>> begin Data shown

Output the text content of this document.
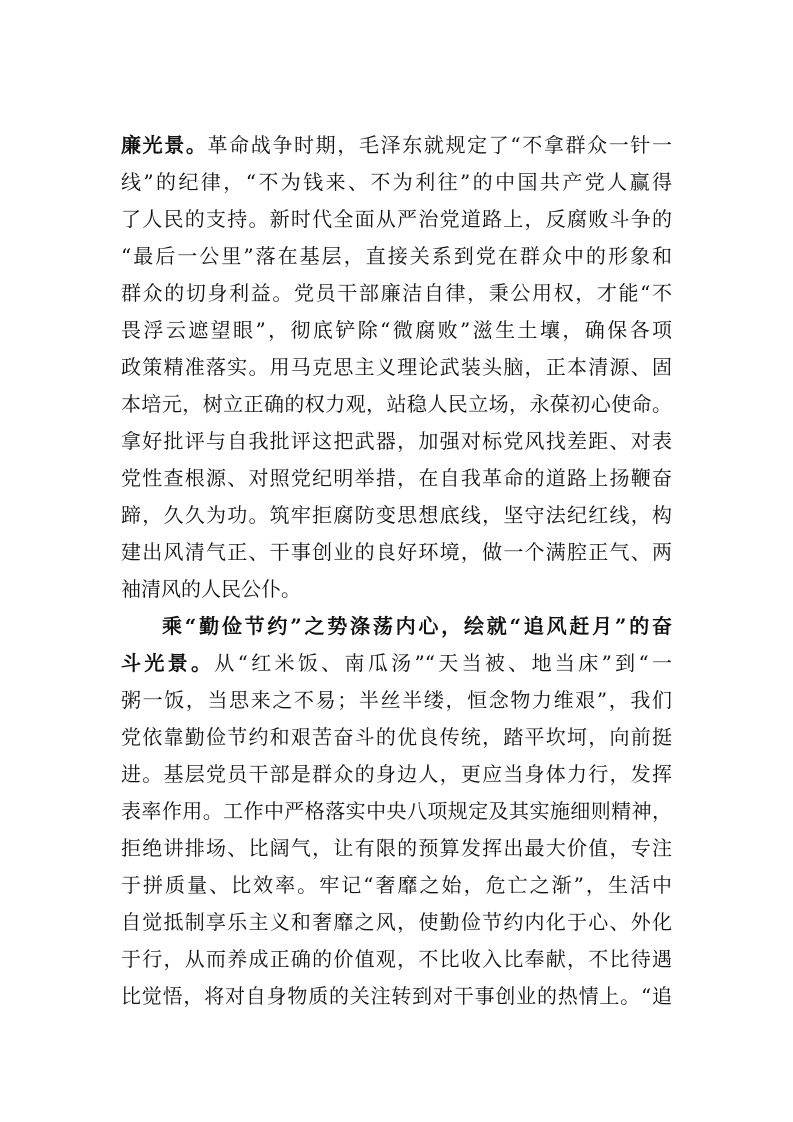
廉光景。革命战争时期，毛泽东就规定了“不拿群众一针一
线”的纪律，“不为钱来、不为利往”的中国共产党人赢得
了人民的支持。新时代全面从严治党道路上，反腐败斗争的
“最后一公里”落在基层，直接关系到党在群众中的形象和
群众的切身利益。党员干部廉洁自律，秉公用权，才能“不
畏浮云遮望眼”，彻底铲除“微腐败”滋生土壤，确保各项
政策精准落实。用马克思主义理论武装头脑，正本清源、固
本培元，树立正确的权力观，站稳人民立场，永葆初心使命。
拿好批评与自我批评这把武器，加强对标党风找差距、对表
党性查根源、对照党纪明举措，在自我革命的道路上扬鞭奋
蹄，久久为功。筑牢拒腐防变思想底线，坚守法纪红线，构
建出风清气正、干事创业的良好环境，做一个满腔正气、两
袖清风的人民公仆。
乘“勤俭节约”之势涤荡内心，绘就“追风赶月”的奋
斗光景。从“红米饭、南瓜汤”“天当被、地当床”到“一
粥一饭，当思来之不易；半丝半缕，恒念物力维艰”，我们
党依靠勤俭节约和艰苦奋斗的优良传统，踏平坎坷，向前挺
进。基层党员干部是群众的身边人，更应当身体力行，发挥
表率作用。工作中严格落实中央八项规定及其实施细则精神，
拒绝讲排场、比阔气，让有限的预算发挥出最大价值，专注
于拼质量、比效率。牢记“奢靡之始，危亡之渐”，生活中
自觉抵制享乐主义和奢靡之风，使勤俭节约内化于心、外化
于行，从而养成正确的价值观，不比收入比奉献，不比待遇
比觉悟，将对自身物质的关注转到对干事创业的热情上。“追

>> end Data shown

## What this task involves
Copy out every line of the material above exactly, skipping the pictures.

## Complete answer
Output the text content of this document.
廉光景。革命战争时期，毛泽东就规定了“不拿群众一针一
线”的纪律，“不为钱来、不为利往”的中国共产党人赢得
了人民的支持。新时代全面从严治党道路上，反腐败斗争的
“最后一公里”落在基层，直接关系到党在群众中的形象和
群众的切身利益。党员干部廉洁自律，秉公用权，才能“不
畏浮云遮望眼”，彻底铲除“微腐败”滋生土壤，确保各项
政策精准落实。用马克思主义理论武装头脑，正本清源、固
本培元，树立正确的权力观，站稳人民立场，永葆初心使命。
拿好批评与自我批评这把武器，加强对标党风找差距、对表
党性查根源、对照党纪明举措，在自我革命的道路上扬鞭奋
蹄，久久为功。筑牢拒腐防变思想底线，坚守法纪红线，构
建出风清气正、干事创业的良好环境，做一个满腔正气、两
袖清风的人民公仆。
乘“勤俭节约”之势涤荡内心，绘就“追风赶月”的奋
斗光景。从“红米饭、南瓜汤”“天当被、地当床”到“一
粥一饭，当思来之不易；半丝半缕，恒念物力维艰”，我们
党依靠勤俭节约和艰苦奋斗的优良传统，踏平坎坷，向前挺
进。基层党员干部是群众的身边人，更应当身体力行，发挥
表率作用。工作中严格落实中央八项规定及其实施细则精神，
拒绝讲排场、比阔气，让有限的预算发挥出最大价值，专注
于拼质量、比效率。牢记“奢靡之始，危亡之渐”，生活中
自觉抵制享乐主义和奢靡之风，使勤俭节约内化于心、外化
于行，从而养成正确的价值观，不比收入比奉献，不比待遇
比觉悟，将对自身物质的关注转到对干事创业的热情上。“追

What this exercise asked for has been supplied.